• **OBJECTIVE**: Starting with the line that includes "Enumerate this screenshot's", write out every remaining line of the records below exactly as it appears, leaving out any images.

• **GIVEN DATA**:
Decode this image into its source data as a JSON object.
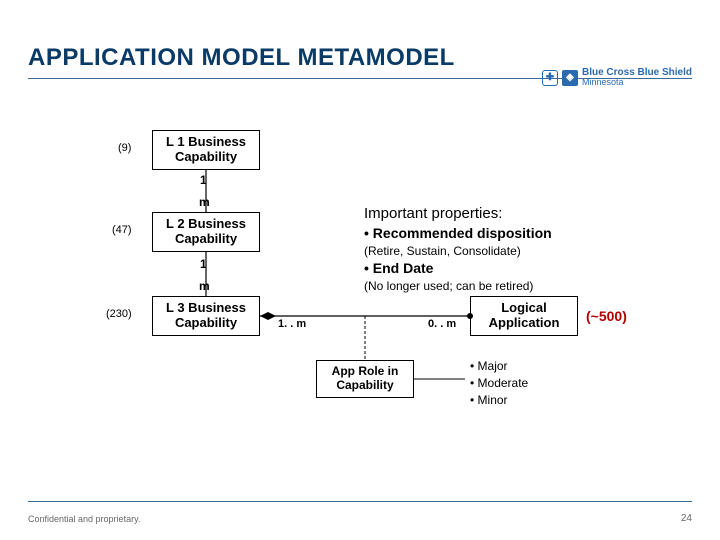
{
  "slide": {
    "title": "APPLICATION MODEL METAMODEL",
    "confidential": "Confidential and proprietary.",
    "page_number": "24"
  },
  "logo": {
    "brand_line1": "Blue Cross",
    "brand_line2": "Blue Shield",
    "region": "Minnesota"
  },
  "boxes": {
    "l1": {
      "label": "L 1 Business Capability",
      "count": "(9)"
    },
    "l2": {
      "label": "L 2 Business Capability",
      "count": "(47)"
    },
    "l3": {
      "label": "L 3 Business Capability",
      "count": "(230)"
    },
    "logical_app": {
      "label": "Logical Application",
      "count": "(~500)"
    },
    "app_role": {
      "label": "App Role in Capability"
    }
  },
  "cardinality": {
    "l1_bottom": "1",
    "l2_top": "m",
    "l2_bottom": "1",
    "l3_top": "m",
    "l3_right": "1. . m",
    "app_left": "0. . m"
  },
  "properties": {
    "heading": "Important properties:",
    "item1": "• Recommended disposition",
    "item1_sub": "(Retire, Sustain, Consolidate)",
    "item2": "• End Date",
    "item2_sub": "(No longer used; can be retired)"
  },
  "role_levels": {
    "a": "• Major",
    "b": "• Moderate",
    "c": "• Minor"
  }
}
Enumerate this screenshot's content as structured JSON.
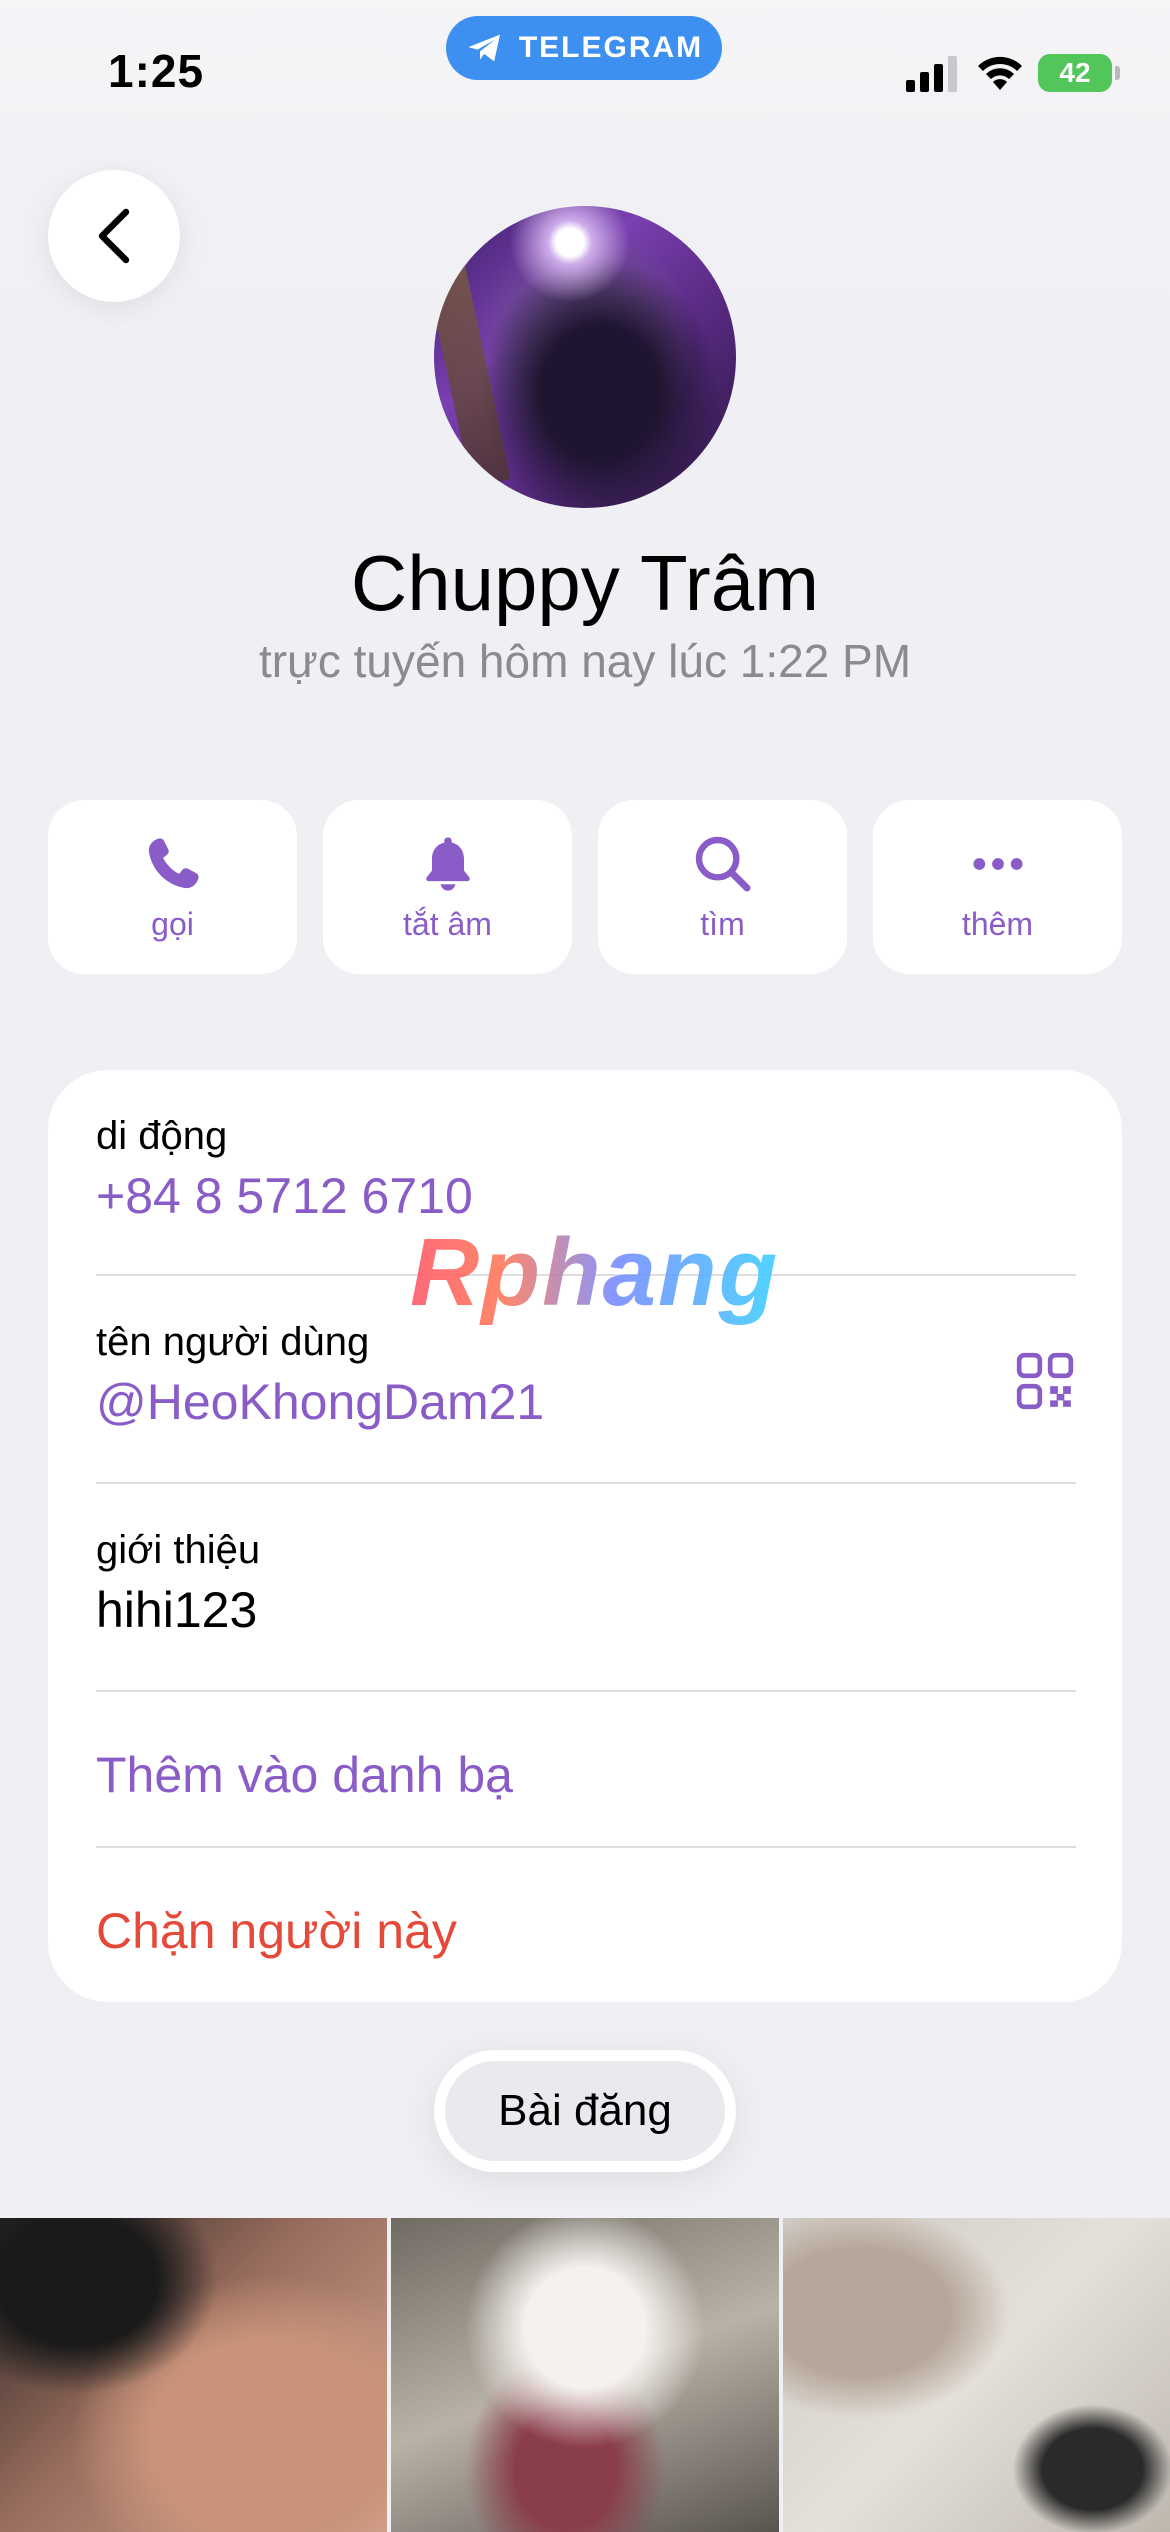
{
  "status_bar": {
    "time": "1:25",
    "app_pill": "TELEGRAM",
    "battery": "42"
  },
  "profile": {
    "name": "Chuppy Trâm",
    "last_seen": "trực tuyến hôm nay lúc 1:22 PM"
  },
  "actions": [
    {
      "label": "gọi",
      "icon": "phone-icon"
    },
    {
      "label": "tắt âm",
      "icon": "bell-icon"
    },
    {
      "label": "tìm",
      "icon": "search-icon"
    },
    {
      "label": "thêm",
      "icon": "more-icon"
    }
  ],
  "info": {
    "mobile_label": "di động",
    "mobile_value": "+84 8 5712 6710",
    "username_label": "tên người dùng",
    "username_value": "@HeoKhongDam21",
    "bio_label": "giới thiệu",
    "bio_value": "hihi123",
    "add_contact": "Thêm vào danh bạ",
    "block_user": "Chặn người này"
  },
  "watermark": "Rphang",
  "tabs": {
    "posts": "Bài đăng"
  },
  "colors": {
    "accent": "#8a5cc8",
    "destructive": "#e5493a",
    "telegram_blue": "#3d8ff0",
    "battery_green": "#52c65a"
  }
}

• **WRITTEN ANSWER**:
Enumerate this screenshot's content as structured JSON.
{
  "status_bar": {
    "time": "1:25",
    "app_pill": "TELEGRAM",
    "battery": "42"
  },
  "profile": {
    "name": "Chuppy Trâm",
    "last_seen": "trực tuyến hôm nay lúc 1:22 PM"
  },
  "actions": [
    {
      "label": "gọi",
      "icon": "phone-icon"
    },
    {
      "label": "tắt âm",
      "icon": "bell-icon"
    },
    {
      "label": "tìm",
      "icon": "search-icon"
    },
    {
      "label": "thêm",
      "icon": "more-icon"
    }
  ],
  "info": {
    "mobile_label": "di động",
    "mobile_value": "+84 8 5712 6710",
    "username_label": "tên người dùng",
    "username_value": "@HeoKhongDam21",
    "bio_label": "giới thiệu",
    "bio_value": "hihi123",
    "add_contact": "Thêm vào danh bạ",
    "block_user": "Chặn người này"
  },
  "watermark": "Rphang",
  "tabs": {
    "posts": "Bài đăng"
  },
  "colors": {
    "accent": "#8a5cc8",
    "destructive": "#e5493a",
    "telegram_blue": "#3d8ff0",
    "battery_green": "#52c65a"
  }
}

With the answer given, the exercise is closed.